Part of a data file:
-----

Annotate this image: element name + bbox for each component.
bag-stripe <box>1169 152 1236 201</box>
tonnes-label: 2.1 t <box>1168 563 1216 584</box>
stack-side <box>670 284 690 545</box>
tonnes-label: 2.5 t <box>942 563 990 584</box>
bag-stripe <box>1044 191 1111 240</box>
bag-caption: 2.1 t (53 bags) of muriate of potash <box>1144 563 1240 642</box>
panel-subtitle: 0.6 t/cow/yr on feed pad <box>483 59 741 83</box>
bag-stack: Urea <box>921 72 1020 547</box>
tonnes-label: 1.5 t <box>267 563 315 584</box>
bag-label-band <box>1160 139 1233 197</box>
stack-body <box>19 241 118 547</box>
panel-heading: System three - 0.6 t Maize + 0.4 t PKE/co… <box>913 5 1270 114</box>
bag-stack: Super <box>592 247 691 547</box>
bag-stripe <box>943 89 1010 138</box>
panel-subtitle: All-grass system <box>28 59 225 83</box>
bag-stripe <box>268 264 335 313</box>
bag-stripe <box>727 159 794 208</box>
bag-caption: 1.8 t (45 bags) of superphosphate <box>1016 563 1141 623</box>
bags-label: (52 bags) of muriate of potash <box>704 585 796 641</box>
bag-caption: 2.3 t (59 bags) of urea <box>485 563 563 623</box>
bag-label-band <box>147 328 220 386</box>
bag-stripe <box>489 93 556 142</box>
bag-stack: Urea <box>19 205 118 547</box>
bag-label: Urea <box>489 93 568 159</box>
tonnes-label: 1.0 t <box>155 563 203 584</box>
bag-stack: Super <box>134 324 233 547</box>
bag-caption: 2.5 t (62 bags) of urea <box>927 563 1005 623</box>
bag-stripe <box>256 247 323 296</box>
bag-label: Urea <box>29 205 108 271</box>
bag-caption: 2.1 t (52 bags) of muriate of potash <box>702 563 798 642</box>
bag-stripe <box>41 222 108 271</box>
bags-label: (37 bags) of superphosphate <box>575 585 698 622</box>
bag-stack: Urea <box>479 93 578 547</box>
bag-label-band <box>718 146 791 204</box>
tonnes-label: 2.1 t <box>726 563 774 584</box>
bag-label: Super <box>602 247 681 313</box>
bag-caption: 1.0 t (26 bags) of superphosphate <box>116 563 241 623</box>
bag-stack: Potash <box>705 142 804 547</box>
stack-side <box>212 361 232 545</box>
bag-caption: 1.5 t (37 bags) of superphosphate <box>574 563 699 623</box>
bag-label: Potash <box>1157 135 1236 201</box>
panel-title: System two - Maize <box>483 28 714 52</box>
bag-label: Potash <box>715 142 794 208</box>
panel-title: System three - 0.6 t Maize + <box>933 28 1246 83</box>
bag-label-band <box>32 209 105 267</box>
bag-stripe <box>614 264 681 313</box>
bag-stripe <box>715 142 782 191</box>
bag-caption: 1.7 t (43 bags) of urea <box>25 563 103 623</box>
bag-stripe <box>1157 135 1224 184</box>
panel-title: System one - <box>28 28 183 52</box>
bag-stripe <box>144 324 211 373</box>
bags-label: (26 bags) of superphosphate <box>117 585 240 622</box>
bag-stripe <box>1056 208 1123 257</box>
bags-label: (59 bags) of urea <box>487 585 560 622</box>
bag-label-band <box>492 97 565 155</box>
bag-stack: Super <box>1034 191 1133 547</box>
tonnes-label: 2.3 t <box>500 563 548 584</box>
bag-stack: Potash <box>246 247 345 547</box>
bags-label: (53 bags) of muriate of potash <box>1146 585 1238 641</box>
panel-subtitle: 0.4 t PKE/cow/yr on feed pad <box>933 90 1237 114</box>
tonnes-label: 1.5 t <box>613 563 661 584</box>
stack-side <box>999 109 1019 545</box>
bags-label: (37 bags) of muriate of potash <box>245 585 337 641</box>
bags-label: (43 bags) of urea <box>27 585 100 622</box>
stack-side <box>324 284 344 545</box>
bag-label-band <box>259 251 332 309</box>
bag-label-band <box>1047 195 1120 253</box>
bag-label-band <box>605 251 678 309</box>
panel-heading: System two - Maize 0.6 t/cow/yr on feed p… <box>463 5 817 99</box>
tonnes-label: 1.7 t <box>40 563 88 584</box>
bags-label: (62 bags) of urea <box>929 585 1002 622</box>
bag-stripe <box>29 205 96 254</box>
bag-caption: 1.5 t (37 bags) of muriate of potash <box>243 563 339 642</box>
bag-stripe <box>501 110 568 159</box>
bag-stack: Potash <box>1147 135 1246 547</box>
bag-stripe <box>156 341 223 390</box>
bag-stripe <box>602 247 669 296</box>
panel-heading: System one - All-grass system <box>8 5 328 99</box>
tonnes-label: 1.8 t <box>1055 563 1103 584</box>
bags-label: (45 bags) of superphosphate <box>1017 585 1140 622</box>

-----

• Work to do: Lay out every line of the entries above as a JSON list of strings, one string per line, with blank lines omitted.

• The response:
[
  "Annotate this image: element name + bbox for each component.",
  "bag-stripe <box>1169 152 1236 201</box>",
  "tonnes-label: 2.1 t <box>1168 563 1216 584</box>",
  "stack-side <box>670 284 690 545</box>",
  "tonnes-label: 2.5 t <box>942 563 990 584</box>",
  "bag-stripe <box>1044 191 1111 240</box>",
  "bag-caption: 2.1 t (53 bags) of muriate of potash <box>1144 563 1240 642</box>",
  "panel-subtitle: 0.6 t/cow/yr on feed pad <box>483 59 741 83</box>",
  "bag-stack: Urea <box>921 72 1020 547</box>",
  "tonnes-label: 1.5 t <box>267 563 315 584</box>",
  "bag-label-band <box>1160 139 1233 197</box>",
  "stack-body <box>19 241 118 547</box>",
  "panel-heading: System three - 0.6 t Maize + 0.4 t PKE/co… <box>913 5 1270 114</box>",
  "bag-stack: Super <box>592 247 691 547</box>",
  "bag-stripe <box>943 89 1010 138</box>",
  "panel-subtitle: All-grass system <box>28 59 225 83</box>",
  "bag-stripe <box>268 264 335 313</box>",
  "bag-stripe <box>727 159 794 208</box>",
  "bag-caption: 1.8 t (45 bags) of superphosphate <box>1016 563 1141 623</box>",
  "bags-label: (52 bags) of muriate of potash <box>704 585 796 641</box>",
  "bag-caption: 2.3 t (59 bags) of urea <box>485 563 563 623</box>",
  "bag-label-band <box>147 328 220 386</box>",
  "bag-stripe <box>489 93 556 142</box>",
  "bag-stack: Urea <box>19 205 118 547</box>",
  "bag-label: Urea <box>489 93 568 159</box>",
  "tonnes-label: 1.0 t <box>155 563 203 584</box>",
  "bag-stack: Super <box>134 324 233 547</box>",
  "bag-caption: 2.5 t (62 bags) of urea <box>927 563 1005 623</box>",
  "bag-stripe <box>256 247 323 296</box>",
  "bag-label: Urea <box>29 205 108 271</box>",
  "bag-caption: 2.1 t (52 bags) of muriate of potash <box>702 563 798 642</box>",
  "bag-stripe <box>41 222 108 271</box>",
  "bags-label: (37 bags) of superphosphate <box>575 585 698 622</box>",
  "bag-stack: Urea <box>479 93 578 547</box>",
  "bag-label-band <box>718 146 791 204</box>",
  "tonnes-label: 2.1 t <box>726 563 774 584</box>",
  "bag-label: Super <box>602 247 681 313</box>",
  "bag-caption: 1.0 t (26 bags) of superphosphate <box>116 563 241 623</box>",
  "bag-stack: Potash <box>705 142 804 547</box>",
  "stack-side <box>212 361 232 545</box>",
  "bag-caption: 1.5 t (37 bags) of superphosphate <box>574 563 699 623</box>",
  "bag-label: Potash <box>1157 135 1236 201</box>",
  "panel-title: System two - Maize <box>483 28 714 52</box>",
  "bag-label: Potash <box>715 142 794 208</box>",
  "panel-title: System three - 0.6 t Maize + <box>933 28 1246 83</box>",
  "bag-label-band <box>32 209 105 267</box>",
  "bag-stripe <box>614 264 681 313</box>",
  "bag-stripe <box>715 142 782 191</box>",
  "bag-caption: 1.7 t (43 bags) of urea <box>25 563 103 623</box>",
  "bag-stripe <box>1157 135 1224 184</box>",
  "panel-title: System one - <box>28 28 183 52</box>",
  "bag-stripe <box>144 324 211 373</box>",
  "bags-label: (26 bags) of superphosphate <box>117 585 240 622</box>",
  "bag-stripe <box>1056 208 1123 257</box>",
  "bags-label: (59 bags) of urea <box>487 585 560 622</box>",
  "bag-label-band <box>492 97 565 155</box>",
  "bag-stack: Super <box>1034 191 1133 547</box>",
  "tonnes-label: 2.3 t <box>500 563 548 584</box>",
  "bag-stack: Potash <box>246 247 345 547</box>",
  "bags-label: (53 bags) of muriate of potash <box>1146 585 1238 641</box>",
  "panel-subtitle: 0.4 t PKE/cow/yr on feed pad <box>933 90 1237 114</box>",
  "tonnes-label: 1.5 t <box>613 563 661 584</box>",
  "stack-side <box>999 109 1019 545</box>",
  "bags-label: (37 bags) of muriate of potash <box>245 585 337 641</box>",
  "bags-label: (43 bags) of urea <box>27 585 100 622</box>",
  "stack-side <box>324 284 344 545</box>",
  "bag-label-band <box>259 251 332 309</box>",
  "bag-label-band <box>1047 195 1120 253</box>",
  "bag-label-band <box>605 251 678 309</box>",
  "panel-heading: System two - Maize 0.6 t/cow/yr on feed p… <box>463 5 817 99</box>",
  "tonnes-label: 1.7 t <box>40 563 88 584</box>",
  "bags-label: (62 bags) of urea <box>929 585 1002 622</box>",
  "bag-stripe <box>29 205 96 254</box>",
  "bag-caption: 1.5 t (37 bags) of muriate of potash <box>243 563 339 642</box>",
  "bag-stripe <box>501 110 568 159</box>",
  "bag-stack: Potash <box>1147 135 1246 547</box>",
  "bag-stripe <box>156 341 223 390</box>",
  "bag-stripe <box>602 247 669 296</box>",
  "panel-heading: System one - All-grass system <box>8 5 328 99</box>",
  "tonnes-label: 1.8 t <box>1055 563 1103 584</box>",
  "bags-label: (45 bags) of superphosphate <box>1017 585 1140 622</box>"
]